* **Problem requirements**: List the lines of this listing that hold the word "garancia".

* **Recorded data**:

>>>

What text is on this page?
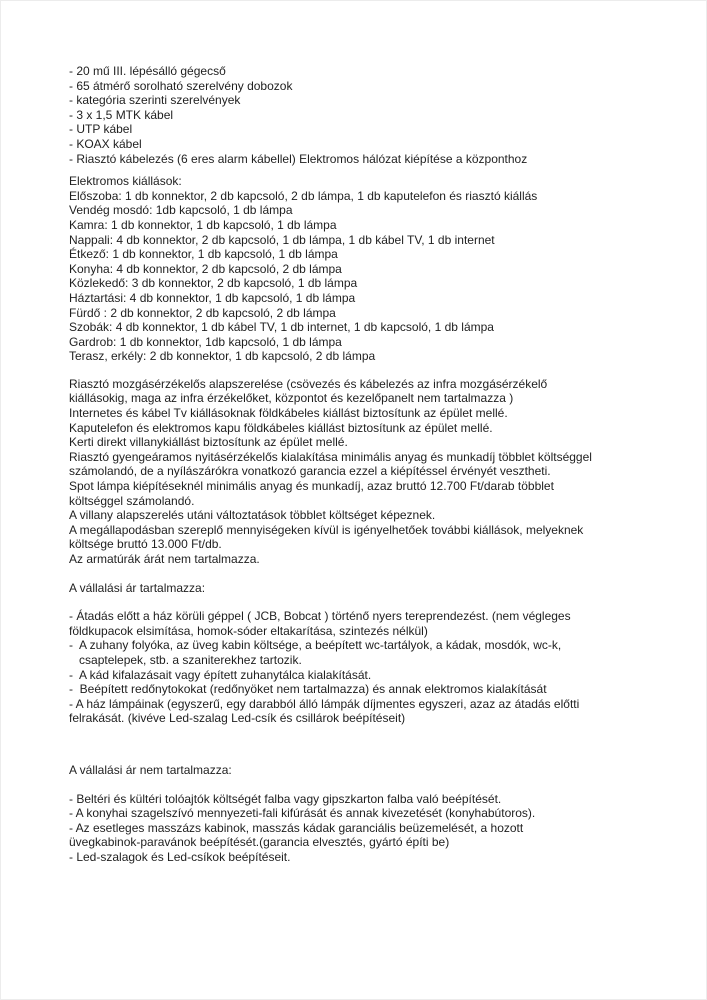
- 20 mű III. lépésálló gégecső
- 65 átmérő sorolható szerelvény dobozok
- kategória szerinti szerelvények
- 3 x 1,5 MTK kábel
- UTP kábel
- KOAX kábel
- Riasztó kábelezés (6 eres alarm kábellel) Elektromos hálózat kiépítése a központhoz
Elektromos kiállások:
Előszoba: 1 db konnektor, 2 db kapcsoló, 2 db lámpa, 1 db kaputelefon és riasztó kiállás
Vendég mosdó: 1db kapcsoló, 1 db lámpa
Kamra: 1 db konnektor, 1 db kapcsoló, 1 db lámpa
Nappali: 4 db konnektor, 2 db kapcsoló, 1 db lámpa, 1 db kábel TV, 1 db internet
Étkező: 1 db konnektor, 1 db kapcsoló, 1 db lámpa
Konyha: 4 db konnektor, 2 db kapcsoló, 2 db lámpa
Közlekedő: 3 db konnektor, 2 db kapcsoló, 1 db lámpa
Háztartási: 4 db konnektor, 1 db kapcsoló, 1 db lámpa
Fürdő : 2 db konnektor, 2 db kapcsoló, 2 db lámpa
Szobák: 4 db konnektor, 1 db kábel TV, 1 db internet, 1 db kapcsoló, 1 db lámpa
Gardrob: 1 db konnektor, 1db kapcsoló, 1 db lámpa
Terasz, erkély: 2 db konnektor, 1 db kapcsoló, 2 db lámpa
Riasztó mozgásérzékelős alapszerelése (csövezés és kábelezés az infra mozgásérzékelő
kiállásokig, maga az infra érzékelőket, központot és kezelőpanelt nem tartalmazza )
Internetes és kábel Tv kiállásoknak földkábeles kiállást biztosítunk az épület mellé.
Kaputelefon és elektromos kapu földkábeles kiállást biztosítunk az épület mellé.
Kerti direkt villanykiállást biztosítunk az épület mellé.
Riasztó gyengeáramos nyitásérzékelős kialakítása minimális anyag és munkadíj többlet költséggel
számolandó, de a nyílászárókra vonatkozó garancia ezzel a kiépítéssel érvényét vesztheti.
Spot lámpa kiépítéseknél minimális anyag és munkadíj, azaz bruttó 12.700 Ft/darab többlet
költséggel számolandó.
A villany alapszerelés utáni változtatások többlet költséget képeznek.
A megállapodásban szereplő mennyiségeken kívül is igényelhetőek további kiállások, melyeknek
költsége bruttó 13.000 Ft/db.
Az armatúrák árát nem tartalmazza.
A vállalási ár tartalmazza:
- Átadás előtt a ház körüli géppel ( JCB, Bobcat ) történő nyers tereprendezést. (nem végleges
földkupacok elsimítása, homok-sóder eltakarítása, szintezés nélkül)
-  A zuhany folyóka, az üveg kabin költsége, a beépített wc-tartályok, a kádak, mosdók, wc-k,
csaptelepek, stb. a szaniterekhez tartozik.
-  A kád kifalazásait vagy épített zuhanytálca kialakítását.
-  Beépített redőnytokokat (redőnyöket nem tartalmazza) és annak elektromos kialakítását
- A ház lámpáinak (egyszerű, egy darabból álló lámpák díjmentes egyszeri, azaz az átadás előtti
felrakását. (kivéve Led-szalag Led-csík és csillárok beépítéseit)
A vállalási ár nem tartalmazza:
- Beltéri és kültéri tolóajtók költségét falba vagy gipszkarton falba való beépítését.
- A konyhai szagelszívó mennyezeti-fali kifúrását és annak kivezetését (konyhabútoros).
- Az esetleges masszázs kabinok, masszás kádak garanciális beüzemelését, a hozott
üvegkabinok-paravánok beépítését.(garancia elvesztés, gyártó építi be)
- Led-szalagok és Led-csíkok beépítéseit.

<<<

* **Correct answer**:
számolandó, de a nyílászárókra vonatkozó garancia ezzel a kiépítéssel érvényét vesztheti.
üvegkabinok-paravánok beépítését.(garancia elvesztés, gyártó építi be)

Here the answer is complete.